-- DATASET RECORDS --
▬▬▬▬▬▬▬▬▬▬

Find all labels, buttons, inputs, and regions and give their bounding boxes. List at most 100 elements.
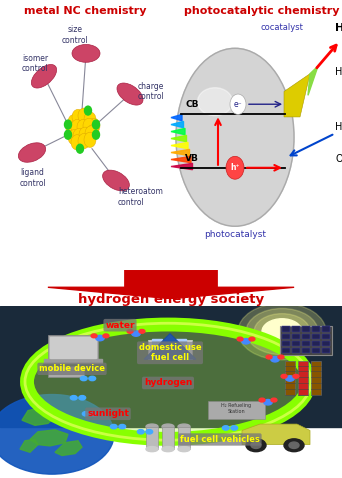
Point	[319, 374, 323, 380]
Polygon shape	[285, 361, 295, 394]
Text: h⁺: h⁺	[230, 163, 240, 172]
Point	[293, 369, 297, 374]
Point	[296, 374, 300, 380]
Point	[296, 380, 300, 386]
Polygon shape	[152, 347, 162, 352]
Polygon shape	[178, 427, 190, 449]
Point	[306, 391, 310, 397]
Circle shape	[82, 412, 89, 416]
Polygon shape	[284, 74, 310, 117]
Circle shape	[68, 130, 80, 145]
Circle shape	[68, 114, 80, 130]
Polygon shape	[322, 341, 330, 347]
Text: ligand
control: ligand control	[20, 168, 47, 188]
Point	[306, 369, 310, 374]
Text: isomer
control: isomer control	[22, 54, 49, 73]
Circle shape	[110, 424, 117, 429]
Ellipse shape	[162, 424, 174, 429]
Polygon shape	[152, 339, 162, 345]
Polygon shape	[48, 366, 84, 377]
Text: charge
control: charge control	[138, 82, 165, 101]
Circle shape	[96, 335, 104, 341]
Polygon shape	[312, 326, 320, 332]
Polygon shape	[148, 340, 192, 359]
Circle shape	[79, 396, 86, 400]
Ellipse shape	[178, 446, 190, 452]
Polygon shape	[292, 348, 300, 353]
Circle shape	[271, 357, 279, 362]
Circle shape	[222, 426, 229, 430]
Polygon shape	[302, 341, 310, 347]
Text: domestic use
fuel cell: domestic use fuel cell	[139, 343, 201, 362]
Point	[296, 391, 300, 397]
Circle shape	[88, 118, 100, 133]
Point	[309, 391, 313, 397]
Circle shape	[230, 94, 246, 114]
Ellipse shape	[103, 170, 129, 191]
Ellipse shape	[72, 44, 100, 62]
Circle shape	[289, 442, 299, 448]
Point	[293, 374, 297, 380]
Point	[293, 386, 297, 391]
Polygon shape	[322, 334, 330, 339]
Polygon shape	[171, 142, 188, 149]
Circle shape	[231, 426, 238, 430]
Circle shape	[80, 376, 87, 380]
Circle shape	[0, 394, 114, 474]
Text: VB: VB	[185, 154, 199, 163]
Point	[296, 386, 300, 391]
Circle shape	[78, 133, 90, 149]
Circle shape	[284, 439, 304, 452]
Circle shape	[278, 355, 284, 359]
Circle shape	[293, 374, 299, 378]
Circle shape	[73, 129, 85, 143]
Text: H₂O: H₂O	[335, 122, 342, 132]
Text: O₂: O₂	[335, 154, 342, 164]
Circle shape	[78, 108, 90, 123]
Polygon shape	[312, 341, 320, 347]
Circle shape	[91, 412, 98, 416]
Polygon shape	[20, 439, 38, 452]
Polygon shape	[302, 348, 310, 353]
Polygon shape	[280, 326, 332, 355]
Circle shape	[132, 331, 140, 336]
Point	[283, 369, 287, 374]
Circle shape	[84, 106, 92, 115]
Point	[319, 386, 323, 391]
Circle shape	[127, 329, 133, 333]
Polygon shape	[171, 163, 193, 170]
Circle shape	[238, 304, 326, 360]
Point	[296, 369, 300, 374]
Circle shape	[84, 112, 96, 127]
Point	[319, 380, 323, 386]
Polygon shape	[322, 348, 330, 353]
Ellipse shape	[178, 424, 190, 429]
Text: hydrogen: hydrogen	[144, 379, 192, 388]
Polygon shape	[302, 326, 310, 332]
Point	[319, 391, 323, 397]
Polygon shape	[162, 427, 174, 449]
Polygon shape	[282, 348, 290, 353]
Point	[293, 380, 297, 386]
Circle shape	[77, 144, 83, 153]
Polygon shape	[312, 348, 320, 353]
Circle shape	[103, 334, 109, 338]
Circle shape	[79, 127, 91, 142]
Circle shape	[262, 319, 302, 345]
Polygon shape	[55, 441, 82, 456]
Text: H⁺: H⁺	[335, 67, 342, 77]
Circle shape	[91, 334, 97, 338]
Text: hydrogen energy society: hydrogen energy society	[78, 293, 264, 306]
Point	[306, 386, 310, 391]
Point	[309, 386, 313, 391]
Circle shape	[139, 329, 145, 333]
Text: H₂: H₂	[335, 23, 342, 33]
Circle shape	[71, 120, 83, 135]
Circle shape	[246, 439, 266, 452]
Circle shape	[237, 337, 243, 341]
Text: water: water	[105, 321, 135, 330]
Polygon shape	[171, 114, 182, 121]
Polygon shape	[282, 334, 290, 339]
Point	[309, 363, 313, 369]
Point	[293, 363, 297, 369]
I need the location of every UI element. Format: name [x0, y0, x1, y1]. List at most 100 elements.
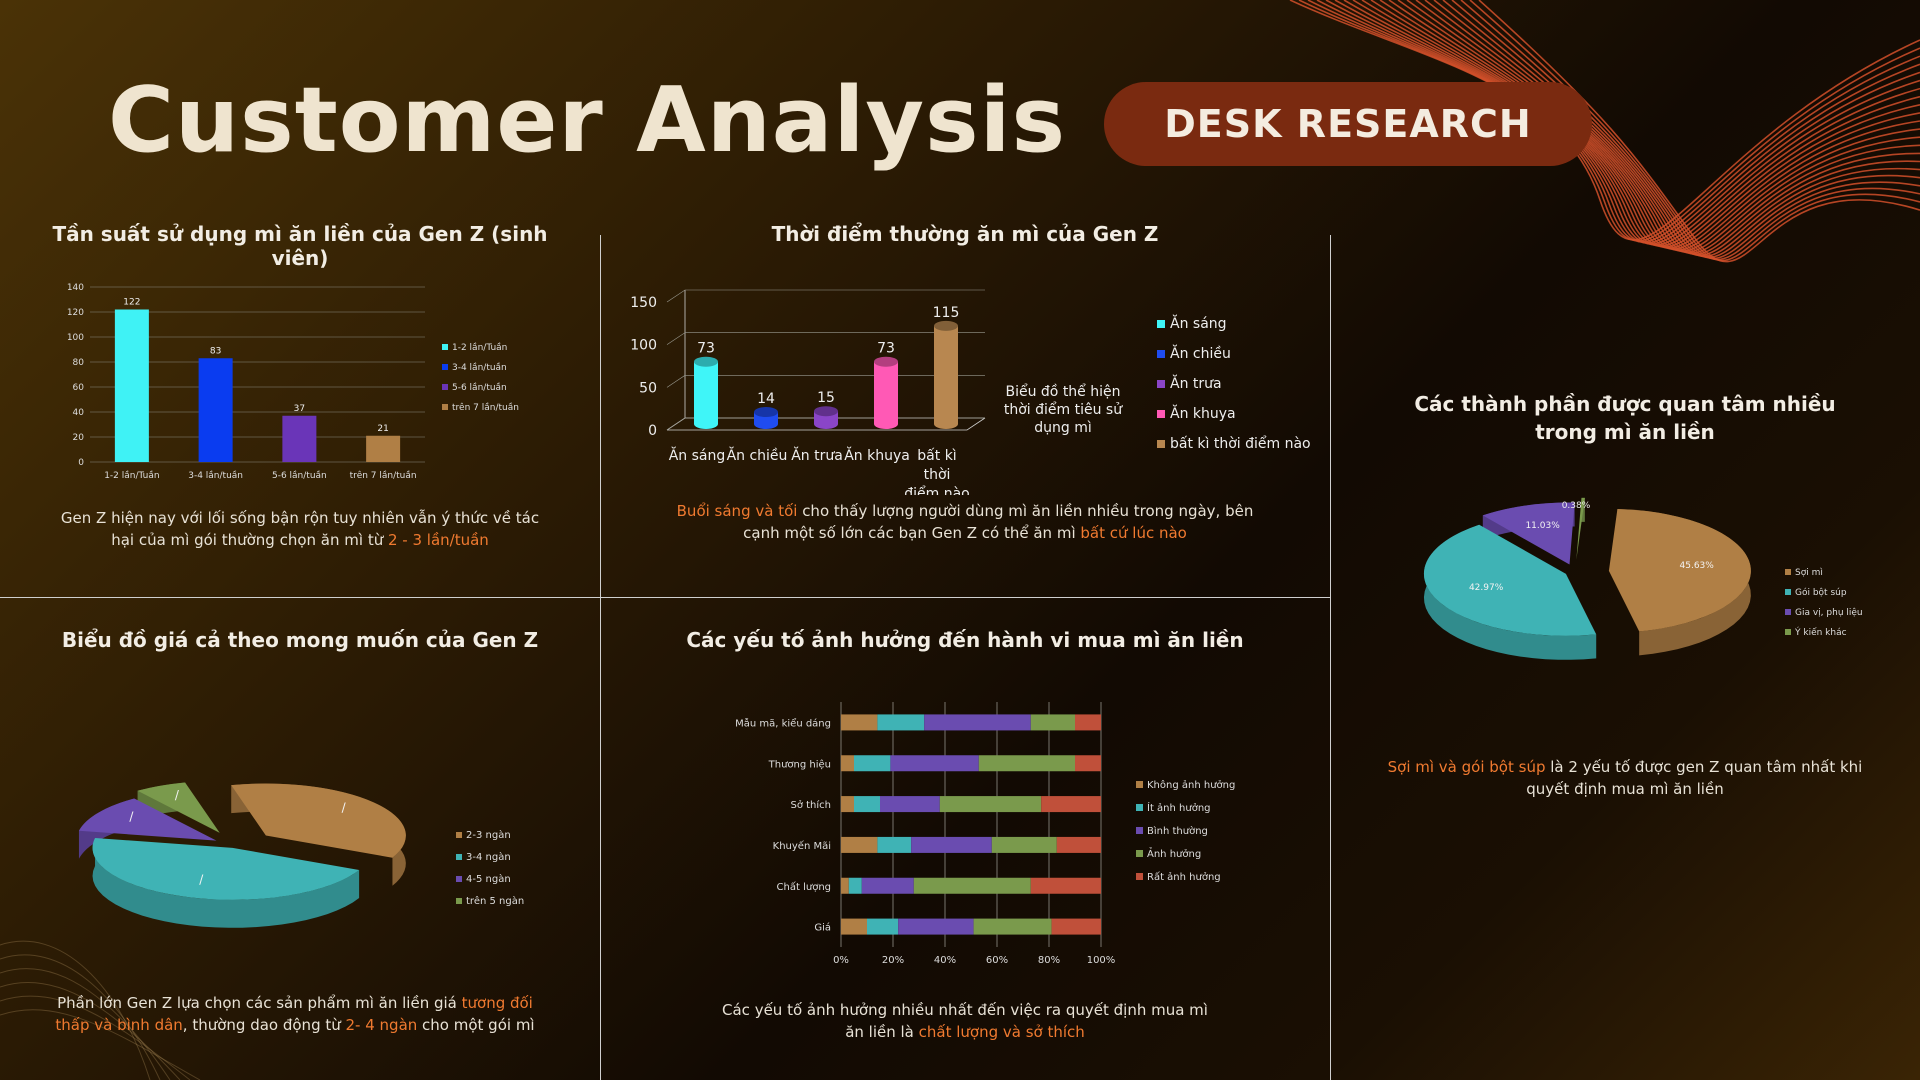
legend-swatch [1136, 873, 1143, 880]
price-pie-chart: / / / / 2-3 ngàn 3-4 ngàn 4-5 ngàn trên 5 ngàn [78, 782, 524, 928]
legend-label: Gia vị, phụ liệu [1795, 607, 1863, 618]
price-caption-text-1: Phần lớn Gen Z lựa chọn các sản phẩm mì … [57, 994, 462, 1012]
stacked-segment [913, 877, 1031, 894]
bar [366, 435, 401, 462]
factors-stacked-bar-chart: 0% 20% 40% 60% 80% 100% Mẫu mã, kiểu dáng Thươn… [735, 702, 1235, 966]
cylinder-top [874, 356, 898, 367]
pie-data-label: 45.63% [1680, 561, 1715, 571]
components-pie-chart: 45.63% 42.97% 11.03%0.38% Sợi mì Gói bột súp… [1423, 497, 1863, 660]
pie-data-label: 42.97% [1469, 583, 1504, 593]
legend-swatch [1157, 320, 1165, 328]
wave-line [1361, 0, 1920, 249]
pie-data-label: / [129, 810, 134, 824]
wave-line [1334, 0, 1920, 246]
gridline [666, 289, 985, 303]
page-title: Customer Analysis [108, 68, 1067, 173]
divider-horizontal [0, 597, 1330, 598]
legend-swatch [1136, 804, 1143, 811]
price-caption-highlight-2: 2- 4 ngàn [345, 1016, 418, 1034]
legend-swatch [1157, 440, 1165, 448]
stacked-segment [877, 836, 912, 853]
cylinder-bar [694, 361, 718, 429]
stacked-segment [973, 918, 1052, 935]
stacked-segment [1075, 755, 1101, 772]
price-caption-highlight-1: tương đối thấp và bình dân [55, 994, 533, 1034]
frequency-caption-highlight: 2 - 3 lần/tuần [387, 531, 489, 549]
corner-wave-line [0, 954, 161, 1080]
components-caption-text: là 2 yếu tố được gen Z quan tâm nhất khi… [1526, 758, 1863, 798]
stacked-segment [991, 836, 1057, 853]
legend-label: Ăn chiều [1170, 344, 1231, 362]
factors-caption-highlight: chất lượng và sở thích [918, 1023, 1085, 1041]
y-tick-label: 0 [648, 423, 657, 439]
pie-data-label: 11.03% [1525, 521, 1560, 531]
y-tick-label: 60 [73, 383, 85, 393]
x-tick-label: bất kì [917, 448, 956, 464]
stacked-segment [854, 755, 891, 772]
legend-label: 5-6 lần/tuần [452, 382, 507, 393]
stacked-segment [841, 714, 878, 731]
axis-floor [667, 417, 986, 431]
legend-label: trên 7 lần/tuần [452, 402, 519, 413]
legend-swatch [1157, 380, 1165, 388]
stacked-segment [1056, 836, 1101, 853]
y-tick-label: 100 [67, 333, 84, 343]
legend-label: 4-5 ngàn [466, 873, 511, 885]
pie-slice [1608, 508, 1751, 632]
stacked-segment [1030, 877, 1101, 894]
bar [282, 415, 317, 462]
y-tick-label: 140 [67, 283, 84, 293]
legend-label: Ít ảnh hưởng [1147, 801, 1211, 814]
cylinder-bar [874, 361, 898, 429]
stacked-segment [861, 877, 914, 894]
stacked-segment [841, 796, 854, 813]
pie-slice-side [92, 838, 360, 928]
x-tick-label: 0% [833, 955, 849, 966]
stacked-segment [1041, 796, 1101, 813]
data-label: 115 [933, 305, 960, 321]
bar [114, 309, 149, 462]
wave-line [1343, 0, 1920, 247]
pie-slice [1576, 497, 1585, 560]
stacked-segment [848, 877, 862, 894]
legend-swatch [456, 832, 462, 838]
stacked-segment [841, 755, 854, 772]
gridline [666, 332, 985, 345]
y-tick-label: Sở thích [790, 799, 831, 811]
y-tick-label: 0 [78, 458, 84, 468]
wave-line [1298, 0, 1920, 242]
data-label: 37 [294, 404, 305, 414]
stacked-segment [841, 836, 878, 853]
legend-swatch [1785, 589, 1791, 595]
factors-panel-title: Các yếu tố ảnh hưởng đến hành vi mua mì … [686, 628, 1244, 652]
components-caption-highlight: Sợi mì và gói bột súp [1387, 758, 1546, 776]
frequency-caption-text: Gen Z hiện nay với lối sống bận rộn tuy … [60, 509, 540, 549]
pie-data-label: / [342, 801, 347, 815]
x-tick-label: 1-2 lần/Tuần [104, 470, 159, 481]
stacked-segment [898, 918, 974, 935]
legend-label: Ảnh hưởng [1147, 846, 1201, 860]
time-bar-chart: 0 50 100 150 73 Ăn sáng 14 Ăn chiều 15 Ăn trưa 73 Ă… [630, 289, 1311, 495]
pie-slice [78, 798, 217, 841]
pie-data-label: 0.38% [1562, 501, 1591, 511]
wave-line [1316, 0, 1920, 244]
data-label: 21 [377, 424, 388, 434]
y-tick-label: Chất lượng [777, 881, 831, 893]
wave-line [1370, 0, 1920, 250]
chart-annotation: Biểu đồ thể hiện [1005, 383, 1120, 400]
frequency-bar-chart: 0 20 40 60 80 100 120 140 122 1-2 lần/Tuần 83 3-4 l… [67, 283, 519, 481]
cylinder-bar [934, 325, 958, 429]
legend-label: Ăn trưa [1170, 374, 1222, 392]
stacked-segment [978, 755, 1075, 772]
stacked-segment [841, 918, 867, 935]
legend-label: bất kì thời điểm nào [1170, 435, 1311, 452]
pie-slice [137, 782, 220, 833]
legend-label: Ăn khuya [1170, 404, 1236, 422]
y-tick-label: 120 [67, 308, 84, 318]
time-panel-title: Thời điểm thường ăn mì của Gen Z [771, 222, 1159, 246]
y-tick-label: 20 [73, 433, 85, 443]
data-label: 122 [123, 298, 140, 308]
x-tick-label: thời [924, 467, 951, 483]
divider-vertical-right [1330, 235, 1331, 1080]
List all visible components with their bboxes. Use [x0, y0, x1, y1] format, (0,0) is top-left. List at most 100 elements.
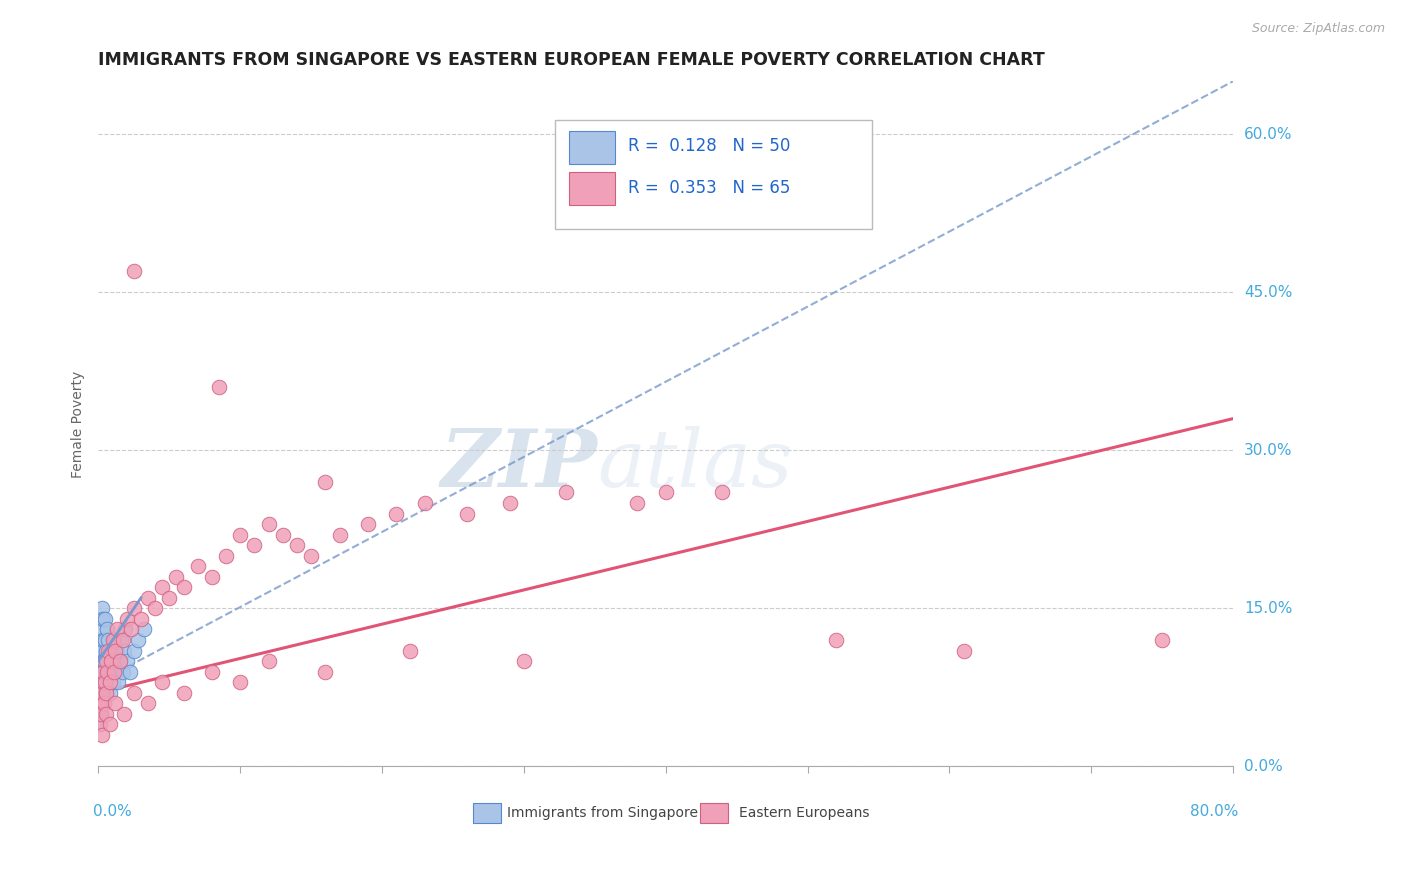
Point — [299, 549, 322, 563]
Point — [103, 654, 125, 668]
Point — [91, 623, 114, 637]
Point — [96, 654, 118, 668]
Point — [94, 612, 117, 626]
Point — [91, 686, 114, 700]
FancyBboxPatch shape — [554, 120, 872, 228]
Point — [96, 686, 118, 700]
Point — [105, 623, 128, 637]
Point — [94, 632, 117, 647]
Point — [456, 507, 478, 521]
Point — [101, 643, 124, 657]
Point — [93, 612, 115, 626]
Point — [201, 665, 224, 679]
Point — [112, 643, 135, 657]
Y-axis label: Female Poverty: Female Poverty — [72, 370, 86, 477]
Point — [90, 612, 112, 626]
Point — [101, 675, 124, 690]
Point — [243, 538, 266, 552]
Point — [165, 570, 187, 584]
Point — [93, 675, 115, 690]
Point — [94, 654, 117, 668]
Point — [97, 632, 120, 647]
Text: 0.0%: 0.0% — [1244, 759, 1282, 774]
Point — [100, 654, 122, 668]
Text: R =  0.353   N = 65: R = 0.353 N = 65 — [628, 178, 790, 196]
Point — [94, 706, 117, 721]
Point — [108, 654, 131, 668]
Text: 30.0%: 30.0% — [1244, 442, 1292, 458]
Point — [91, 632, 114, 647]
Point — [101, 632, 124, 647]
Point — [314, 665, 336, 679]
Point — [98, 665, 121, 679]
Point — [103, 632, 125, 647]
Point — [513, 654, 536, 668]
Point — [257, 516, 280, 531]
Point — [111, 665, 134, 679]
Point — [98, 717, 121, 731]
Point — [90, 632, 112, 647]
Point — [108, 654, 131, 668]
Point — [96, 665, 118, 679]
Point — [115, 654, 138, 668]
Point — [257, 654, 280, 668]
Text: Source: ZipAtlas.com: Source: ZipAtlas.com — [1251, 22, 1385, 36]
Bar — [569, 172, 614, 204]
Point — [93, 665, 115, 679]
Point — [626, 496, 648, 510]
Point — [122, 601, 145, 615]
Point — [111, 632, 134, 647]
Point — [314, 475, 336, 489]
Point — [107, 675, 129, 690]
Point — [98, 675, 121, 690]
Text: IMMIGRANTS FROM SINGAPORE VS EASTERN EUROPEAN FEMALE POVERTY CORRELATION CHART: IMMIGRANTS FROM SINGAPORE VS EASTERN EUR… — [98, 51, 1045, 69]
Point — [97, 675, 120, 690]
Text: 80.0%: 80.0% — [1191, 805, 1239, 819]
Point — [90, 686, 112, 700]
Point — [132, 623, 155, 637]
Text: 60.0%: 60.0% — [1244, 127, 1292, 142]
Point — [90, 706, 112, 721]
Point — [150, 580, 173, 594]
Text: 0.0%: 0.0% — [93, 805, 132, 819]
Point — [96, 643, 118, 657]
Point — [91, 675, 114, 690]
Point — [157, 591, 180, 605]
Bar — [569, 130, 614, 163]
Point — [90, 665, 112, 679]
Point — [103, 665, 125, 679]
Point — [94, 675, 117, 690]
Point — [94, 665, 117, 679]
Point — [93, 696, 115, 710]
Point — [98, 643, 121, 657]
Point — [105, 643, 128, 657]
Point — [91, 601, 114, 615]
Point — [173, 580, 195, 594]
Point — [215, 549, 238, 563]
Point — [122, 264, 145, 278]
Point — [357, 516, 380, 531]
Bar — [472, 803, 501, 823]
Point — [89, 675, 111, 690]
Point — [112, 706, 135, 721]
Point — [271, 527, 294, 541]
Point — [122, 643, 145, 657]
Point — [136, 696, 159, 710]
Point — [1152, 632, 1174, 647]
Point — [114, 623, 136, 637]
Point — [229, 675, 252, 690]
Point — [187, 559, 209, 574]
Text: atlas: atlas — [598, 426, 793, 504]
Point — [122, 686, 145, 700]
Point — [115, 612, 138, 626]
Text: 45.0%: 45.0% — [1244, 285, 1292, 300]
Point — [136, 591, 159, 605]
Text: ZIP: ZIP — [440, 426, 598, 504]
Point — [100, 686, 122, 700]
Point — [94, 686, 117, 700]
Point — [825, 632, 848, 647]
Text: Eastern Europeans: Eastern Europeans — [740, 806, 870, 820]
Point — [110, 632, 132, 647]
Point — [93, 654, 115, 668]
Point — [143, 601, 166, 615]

▬▬▬▬▬▬▬▬▬▬

-- SET EXERCISE --
Set down, unchanged, the lines from the line with "374, 323, 380]" to the line with "391, 310, 397]", including both of those lines.

-- RESULT FOR THIS EXERCISE --
Point	[319, 374, 323, 380]
Polygon shape	[285, 361, 295, 394]
Text: h⁺: h⁺	[230, 163, 240, 172]
Point	[293, 369, 297, 374]
Point	[296, 374, 300, 380]
Point	[296, 380, 300, 386]
Polygon shape	[152, 347, 162, 352]
Polygon shape	[178, 427, 190, 449]
Point	[306, 391, 310, 397]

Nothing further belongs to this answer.